(Source data Opens)

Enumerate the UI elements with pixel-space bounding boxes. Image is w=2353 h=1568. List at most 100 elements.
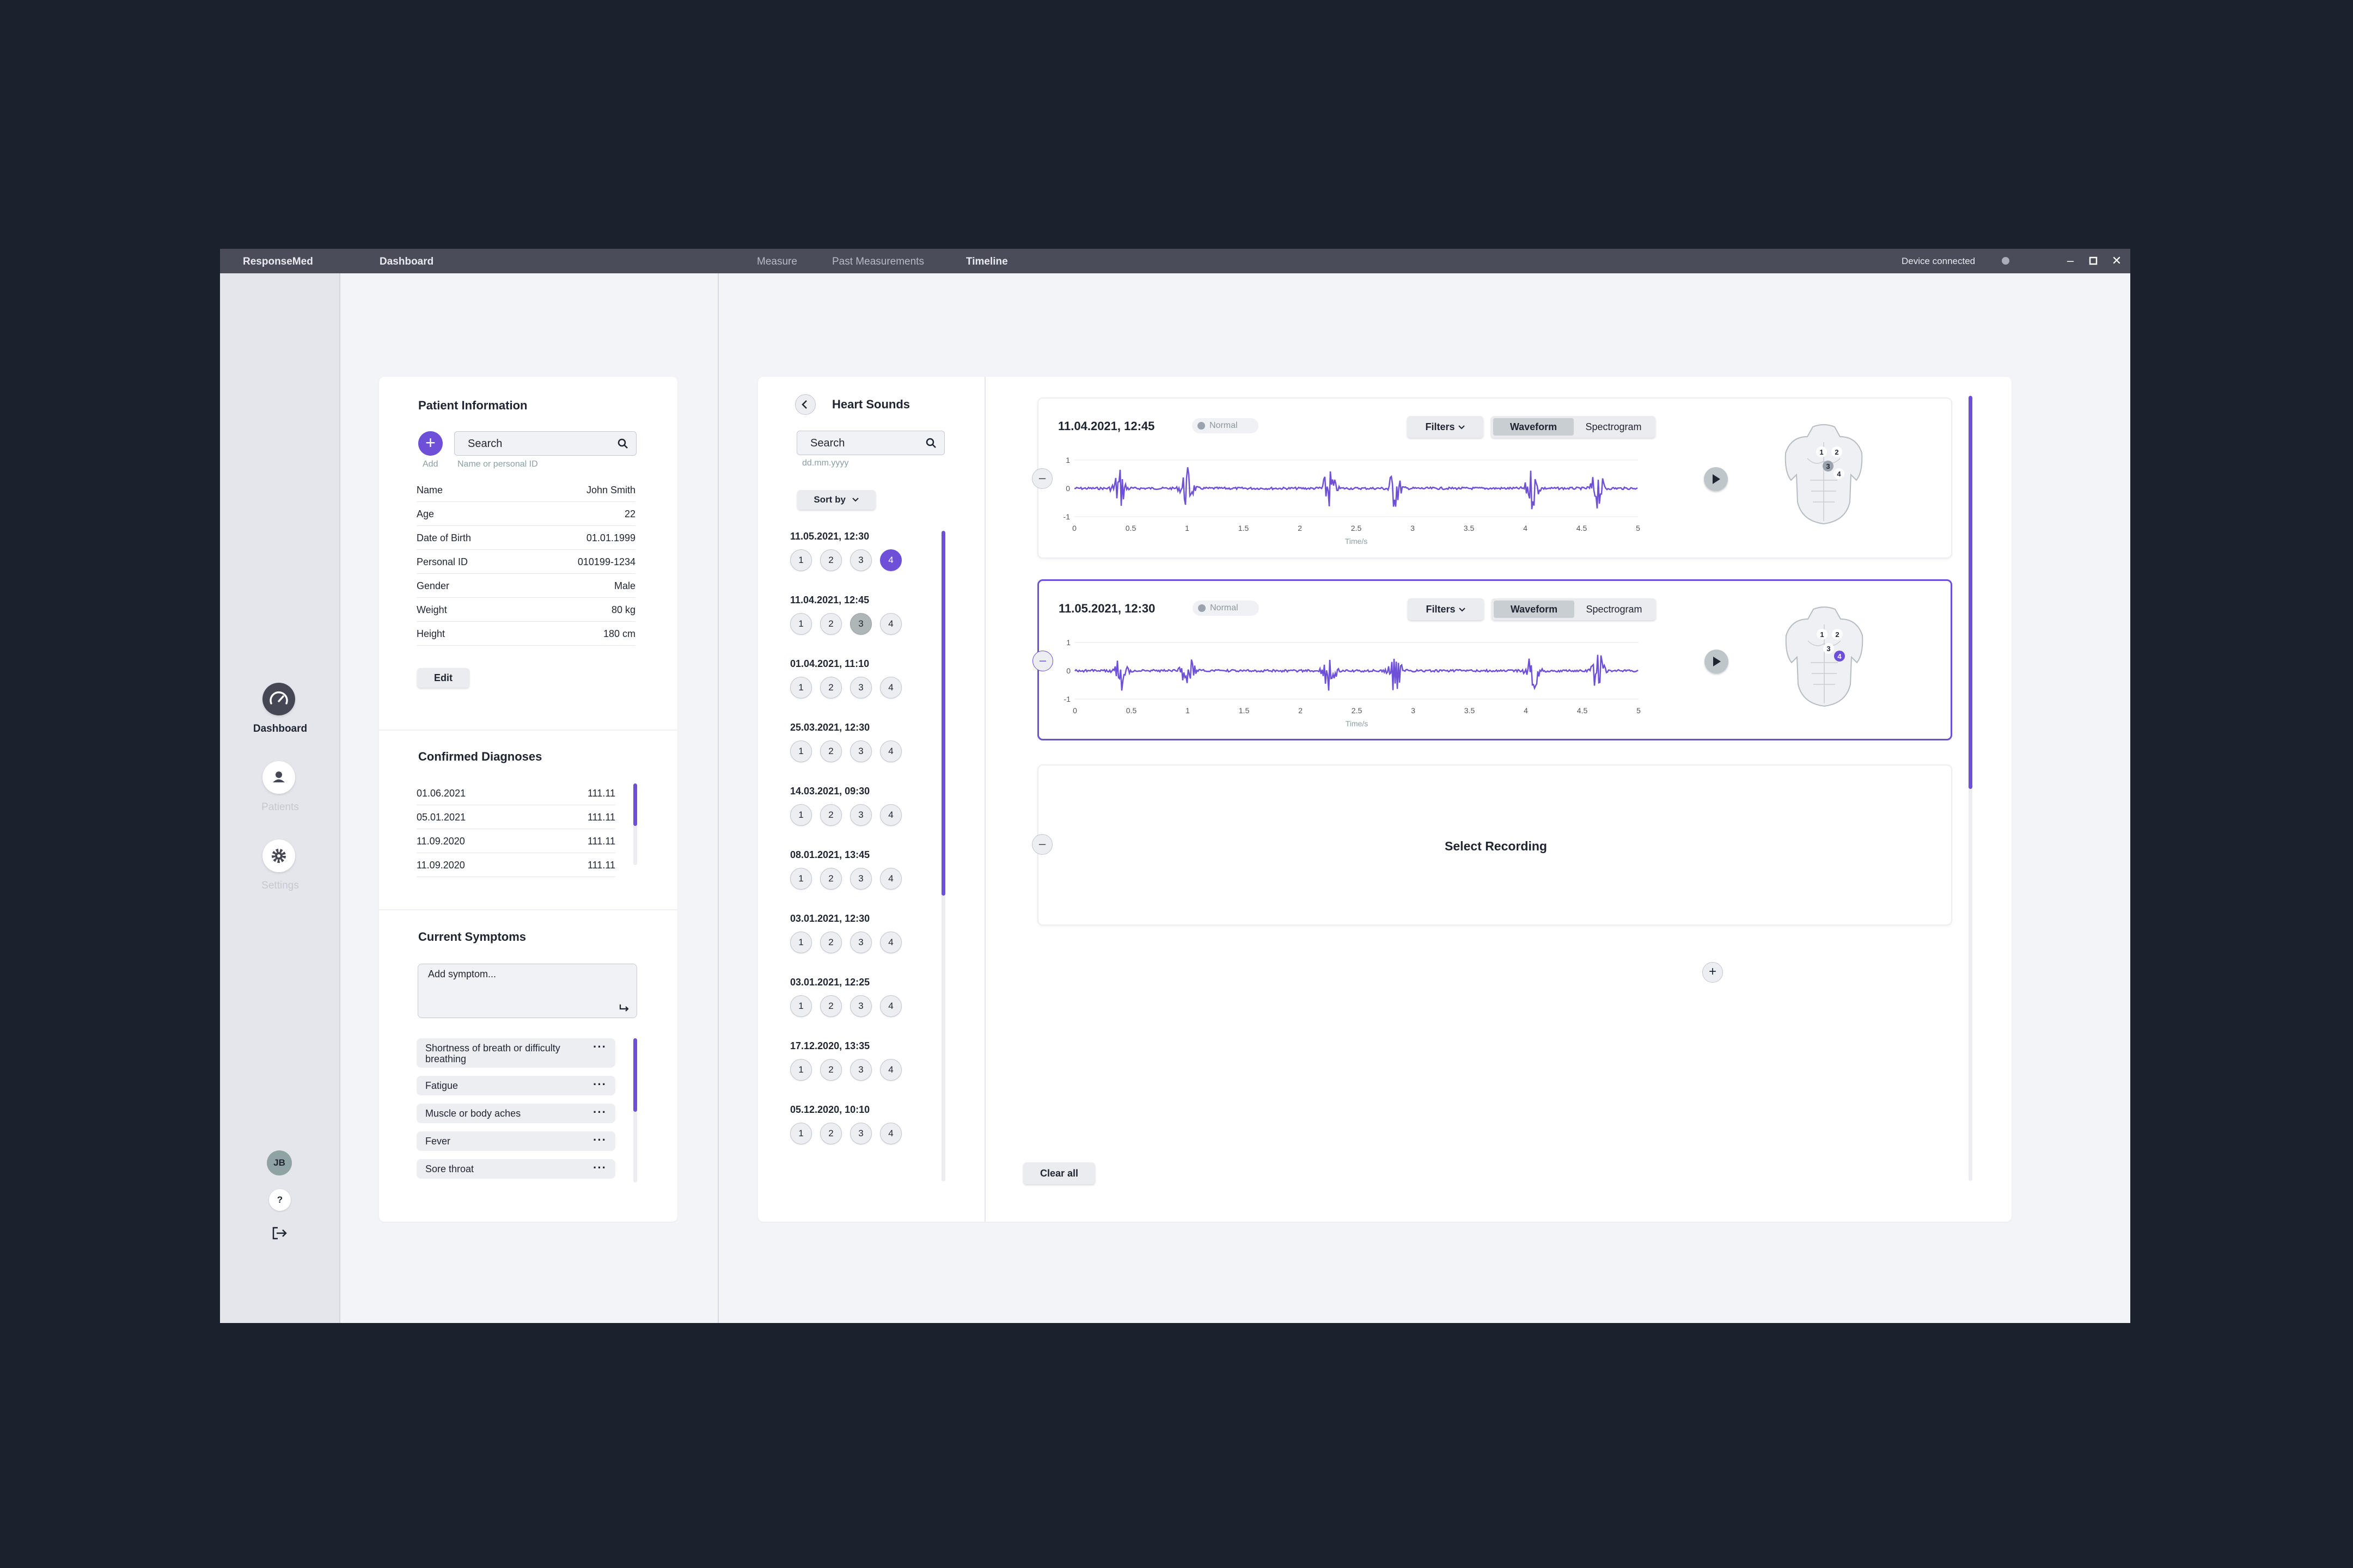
position-button[interactable]: 4: [880, 613, 902, 635]
position-button[interactable]: 1: [790, 740, 812, 762]
torso-diagram[interactable]: 1 234: [1781, 603, 1873, 712]
date-search-input[interactable]: Search: [797, 431, 945, 455]
measurement-date[interactable]: 14.03.2021, 09:30: [790, 786, 870, 797]
diagnosis-row[interactable]: 11.09.2020 111.11: [417, 853, 615, 877]
measurement-date[interactable]: 03.01.2021, 12:25: [790, 977, 870, 988]
sort-button[interactable]: Sort by: [797, 490, 876, 510]
position-button[interactable]: 2: [820, 740, 842, 762]
symptom-item[interactable]: Fatigue ···: [417, 1076, 615, 1095]
avatar[interactable]: JB: [267, 1150, 292, 1175]
maximize-icon[interactable]: [2085, 253, 2101, 269]
measurement-date[interactable]: 01.04.2021, 11:10: [790, 658, 870, 669]
position-button[interactable]: 4: [880, 804, 902, 826]
position-button[interactable]: 3: [850, 1059, 872, 1081]
position-button[interactable]: 2: [820, 1123, 842, 1144]
position-button[interactable]: 4: [880, 995, 902, 1017]
patients-nav-button[interactable]: [262, 761, 295, 794]
play-button[interactable]: [1704, 467, 1728, 491]
dashboard-nav-button[interactable]: [262, 683, 295, 715]
symptom-item[interactable]: Muscle or body aches ···: [417, 1104, 615, 1123]
position-button[interactable]: 1: [790, 804, 812, 826]
diagnoses-scrollbar[interactable]: [633, 783, 637, 865]
settings-nav-button[interactable]: [262, 840, 295, 872]
spectrogram-tab[interactable]: Spectrogram: [1585, 421, 1642, 432]
position-button[interactable]: 3: [850, 995, 872, 1017]
add-patient-button[interactable]: +: [418, 431, 443, 456]
position-button[interactable]: 1: [790, 1123, 812, 1144]
position-button[interactable]: 3: [850, 1123, 872, 1144]
position-button[interactable]: 2: [820, 868, 842, 890]
spectrogram-tab[interactable]: Spectrogram: [1586, 604, 1642, 615]
position-button[interactable]: 2: [820, 804, 842, 826]
position-button[interactable]: 4: [880, 1123, 902, 1144]
position-button[interactable]: 1: [790, 677, 812, 699]
measurement-date[interactable]: 05.12.2020, 10:10: [790, 1104, 870, 1115]
position-button[interactable]: 2: [820, 1059, 842, 1081]
more-icon[interactable]: ···: [593, 1077, 607, 1091]
recording-panel[interactable]: – 11.04.2021, 12:45 Normal Filters Wavef…: [1032, 397, 1952, 559]
position-button[interactable]: 1: [790, 868, 812, 890]
recordings-scrollbar[interactable]: [1969, 396, 1972, 1181]
position-button[interactable]: 1: [790, 613, 812, 635]
position-button[interactable]: 3: [850, 868, 872, 890]
recording-panel[interactable]: – 11.05.2021, 12:30 Normal Filters Wavef…: [1032, 579, 1952, 740]
position-button[interactable]: 4: [880, 549, 902, 571]
collapse-button[interactable]: –: [1032, 834, 1053, 855]
measurement-date[interactable]: 03.01.2021, 12:30: [790, 913, 870, 924]
position-button[interactable]: 3: [850, 740, 872, 762]
position-button[interactable]: 4: [880, 1059, 902, 1081]
symptom-item[interactable]: Sore throat ···: [417, 1159, 615, 1179]
position-button[interactable]: 4: [880, 868, 902, 890]
torso-diagram[interactable]: 1 234: [1780, 420, 1873, 529]
more-icon[interactable]: ···: [593, 1040, 607, 1054]
diagnosis-row[interactable]: 05.01.2021 111.11: [417, 805, 615, 829]
patient-search-input[interactable]: Search: [454, 431, 637, 456]
logout-icon[interactable]: [270, 1223, 290, 1243]
sidebar-item-patients[interactable]: Patients: [261, 801, 299, 813]
add-recording-button[interactable]: +: [1702, 962, 1723, 983]
empty-recording-slot[interactable]: – Select Recording: [1032, 764, 1952, 926]
collapse-button[interactable]: –: [1032, 651, 1053, 671]
filters-dropdown[interactable]: Filters: [1407, 416, 1483, 438]
filters-dropdown[interactable]: Filters: [1408, 598, 1484, 620]
position-button[interactable]: 1: [790, 932, 812, 953]
more-icon[interactable]: ···: [593, 1161, 607, 1174]
nav-timeline[interactable]: Timeline: [966, 256, 1008, 267]
play-button[interactable]: [1704, 650, 1728, 673]
minimize-icon[interactable]: –: [2067, 254, 2074, 267]
nav-measure[interactable]: Measure: [757, 256, 797, 267]
position-button[interactable]: 2: [820, 549, 842, 571]
close-icon[interactable]: ✕: [2111, 254, 2122, 267]
back-button[interactable]: [795, 394, 816, 415]
help-button[interactable]: ?: [269, 1189, 291, 1211]
collapse-button[interactable]: –: [1032, 468, 1053, 489]
more-icon[interactable]: ···: [593, 1133, 607, 1147]
position-button[interactable]: 3: [850, 549, 872, 571]
position-button[interactable]: 4: [880, 932, 902, 953]
waveform-tab[interactable]: Waveform: [1494, 601, 1574, 618]
measurement-date[interactable]: 11.05.2021, 12:30: [790, 531, 870, 542]
measurement-date[interactable]: 17.12.2020, 13:35: [790, 1040, 870, 1051]
sidebar-item-dashboard[interactable]: Dashboard: [253, 723, 308, 734]
position-button[interactable]: 3: [850, 677, 872, 699]
position-button[interactable]: 4: [880, 740, 902, 762]
symptom-item[interactable]: Shortness of breath or difficulty breath…: [417, 1038, 615, 1068]
position-button[interactable]: 2: [820, 995, 842, 1017]
diagnosis-row[interactable]: 01.06.2021 111.11: [417, 781, 615, 805]
symptoms-scrollbar[interactable]: [633, 1038, 637, 1183]
add-symptom-input[interactable]: Add symptom...: [418, 964, 637, 1018]
clear-all-button[interactable]: Clear all: [1023, 1162, 1095, 1184]
position-button[interactable]: 1: [790, 549, 812, 571]
measurement-scrollbar[interactable]: [942, 531, 945, 1181]
position-button[interactable]: 2: [820, 613, 842, 635]
position-button[interactable]: 3: [850, 613, 872, 635]
position-button[interactable]: 2: [820, 677, 842, 699]
edit-button[interactable]: Edit: [417, 668, 469, 688]
nav-past-measurements[interactable]: Past Measurements: [832, 256, 924, 267]
sidebar-item-settings[interactable]: Settings: [261, 880, 299, 891]
measurement-date[interactable]: 11.04.2021, 12:45: [790, 595, 870, 605]
submit-icon[interactable]: [618, 1002, 631, 1013]
position-button[interactable]: 4: [880, 677, 902, 699]
measurement-date[interactable]: 25.03.2021, 12:30: [790, 722, 870, 733]
more-icon[interactable]: ···: [593, 1105, 607, 1119]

(Source data Closes)

• [Work request]: Everything in the data above, apart from the pictures, should be retyped exactly.

• [Answer below]:
Enumerate the UI elements with pixel-space bounding boxes. Image is w=2353 h=1568. List at most 100 elements.
position-button[interactable]: 4: [880, 613, 902, 635]
position-button[interactable]: 1: [790, 740, 812, 762]
torso-diagram[interactable]: 1 234: [1781, 603, 1873, 712]
date-search-input[interactable]: Search: [797, 431, 945, 455]
measurement-date[interactable]: 14.03.2021, 09:30: [790, 786, 870, 797]
diagnosis-row[interactable]: 11.09.2020 111.11: [417, 853, 615, 877]
measurement-date[interactable]: 03.01.2021, 12:25: [790, 977, 870, 988]
sort-button[interactable]: Sort by: [797, 490, 876, 510]
position-button[interactable]: 2: [820, 740, 842, 762]
symptom-item[interactable]: Fatigue ···: [417, 1076, 615, 1095]
avatar[interactable]: JB: [267, 1150, 292, 1175]
maximize-icon[interactable]: [2085, 253, 2101, 269]
measurement-date[interactable]: 01.04.2021, 11:10: [790, 658, 870, 669]
position-button[interactable]: 4: [880, 804, 902, 826]
position-button[interactable]: 3: [850, 1059, 872, 1081]
position-button[interactable]: 2: [820, 1123, 842, 1144]
position-button[interactable]: 4: [880, 995, 902, 1017]
patients-nav-button[interactable]: [262, 761, 295, 794]
play-button[interactable]: [1704, 467, 1728, 491]
dashboard-nav-button[interactable]: [262, 683, 295, 715]
symptom-item[interactable]: Muscle or body aches ···: [417, 1104, 615, 1123]
position-button[interactable]: 1: [790, 804, 812, 826]
diagnoses-scrollbar[interactable]: [633, 783, 637, 865]
settings-nav-button[interactable]: [262, 840, 295, 872]
spectrogram-tab[interactable]: Spectrogram: [1585, 421, 1642, 432]
position-button[interactable]: 3: [850, 995, 872, 1017]
add-patient-button[interactable]: +: [418, 431, 443, 456]
position-button[interactable]: 1: [790, 1123, 812, 1144]
position-button[interactable]: 3: [850, 1123, 872, 1144]
position-button[interactable]: 2: [820, 868, 842, 890]
spectrogram-tab[interactable]: Spectrogram: [1586, 604, 1642, 615]
position-button[interactable]: 2: [820, 804, 842, 826]
position-button[interactable]: 4: [880, 1123, 902, 1144]
position-button[interactable]: 1: [790, 677, 812, 699]
measurement-date[interactable]: 05.12.2020, 10:10: [790, 1104, 870, 1115]
position-button[interactable]: 2: [820, 1059, 842, 1081]
more-icon[interactable]: ···: [593, 1077, 607, 1091]
recording-panel[interactable]: – 11.04.2021, 12:45 Normal Filters Wavef…: [1032, 397, 1952, 559]
position-button[interactable]: 1: [790, 868, 812, 890]
recordings-scrollbar[interactable]: [1969, 396, 1972, 1181]
position-button[interactable]: 1: [790, 613, 812, 635]
position-button[interactable]: 3: [850, 868, 872, 890]
recording-panel[interactable]: – 11.05.2021, 12:30 Normal Filters Wavef…: [1032, 579, 1952, 740]
position-button[interactable]: 4: [880, 549, 902, 571]
collapse-button[interactable]: –: [1032, 834, 1053, 855]
measurement-date[interactable]: 03.01.2021, 12:30: [790, 913, 870, 924]
position-button[interactable]: 3: [850, 740, 872, 762]
position-button[interactable]: 4: [880, 1059, 902, 1081]
symptom-item[interactable]: Sore throat ···: [417, 1159, 615, 1179]
position-button[interactable]: 4: [880, 868, 902, 890]
torso-diagram[interactable]: 1 234: [1780, 420, 1873, 529]
more-icon[interactable]: ···: [593, 1040, 607, 1054]
diagnosis-row[interactable]: 05.01.2021 111.11: [417, 805, 615, 829]
patient-search-input[interactable]: Search: [454, 431, 637, 456]
logout-icon[interactable]: [270, 1223, 290, 1243]
sidebar-item-patients[interactable]: Patients: [261, 801, 299, 813]
add-recording-button[interactable]: +: [1702, 962, 1723, 983]
empty-recording-slot[interactable]: – Select Recording: [1032, 764, 1952, 926]
collapse-button[interactable]: –: [1032, 651, 1053, 671]
filters-dropdown[interactable]: Filters: [1407, 416, 1483, 438]
filters-dropdown[interactable]: Filters: [1408, 598, 1484, 620]
position-button[interactable]: 1: [790, 932, 812, 953]
more-icon[interactable]: ···: [593, 1161, 607, 1174]
nav-timeline[interactable]: Timeline: [966, 256, 1008, 267]
play-button[interactable]: [1704, 650, 1728, 673]
minimize-icon[interactable]: –: [2067, 254, 2074, 267]
nav-measure[interactable]: Measure: [757, 256, 797, 267]
position-button[interactable]: 2: [820, 549, 842, 571]
close-icon[interactable]: ✕: [2111, 254, 2122, 267]
back-button[interactable]: [795, 394, 816, 415]
help-button[interactable]: ?: [269, 1189, 291, 1211]
collapse-button[interactable]: –: [1032, 468, 1053, 489]
more-icon[interactable]: ···: [593, 1133, 607, 1147]
position-button[interactable]: 3: [850, 549, 872, 571]
position-button[interactable]: 4: [880, 932, 902, 953]
waveform-tab[interactable]: Waveform: [1494, 601, 1574, 618]
measurement-date[interactable]: 11.05.2021, 12:30: [790, 531, 870, 542]
measurement-date[interactable]: 17.12.2020, 13:35: [790, 1040, 870, 1051]
sidebar-item-dashboard[interactable]: Dashboard: [253, 723, 308, 734]
position-button[interactable]: 3: [850, 677, 872, 699]
position-button[interactable]: 4: [880, 740, 902, 762]
symptom-item[interactable]: Shortness of breath or difficulty breath…: [417, 1038, 615, 1068]
position-button[interactable]: 2: [820, 995, 842, 1017]
diagnosis-row[interactable]: 01.06.2021 111.11: [417, 781, 615, 805]
symptoms-scrollbar[interactable]: [633, 1038, 637, 1183]
add-symptom-input[interactable]: Add symptom...: [418, 964, 637, 1018]
clear-all-button[interactable]: Clear all: [1023, 1162, 1095, 1184]
position-button[interactable]: 1: [790, 549, 812, 571]
measurement-scrollbar[interactable]: [942, 531, 945, 1181]
position-button[interactable]: 2: [820, 613, 842, 635]
position-button[interactable]: 3: [850, 613, 872, 635]
position-button[interactable]: 2: [820, 677, 842, 699]
edit-button[interactable]: Edit: [417, 668, 469, 688]
nav-past-measurements[interactable]: Past Measurements: [832, 256, 924, 267]
sidebar-item-settings[interactable]: Settings: [261, 880, 299, 891]
measurement-date[interactable]: 11.04.2021, 12:45: [790, 595, 870, 605]
submit-icon[interactable]: [618, 1002, 631, 1013]
position-button[interactable]: 4: [880, 677, 902, 699]
measurement-date[interactable]: 25.03.2021, 12:30: [790, 722, 870, 733]
more-icon[interactable]: ···: [593, 1105, 607, 1119]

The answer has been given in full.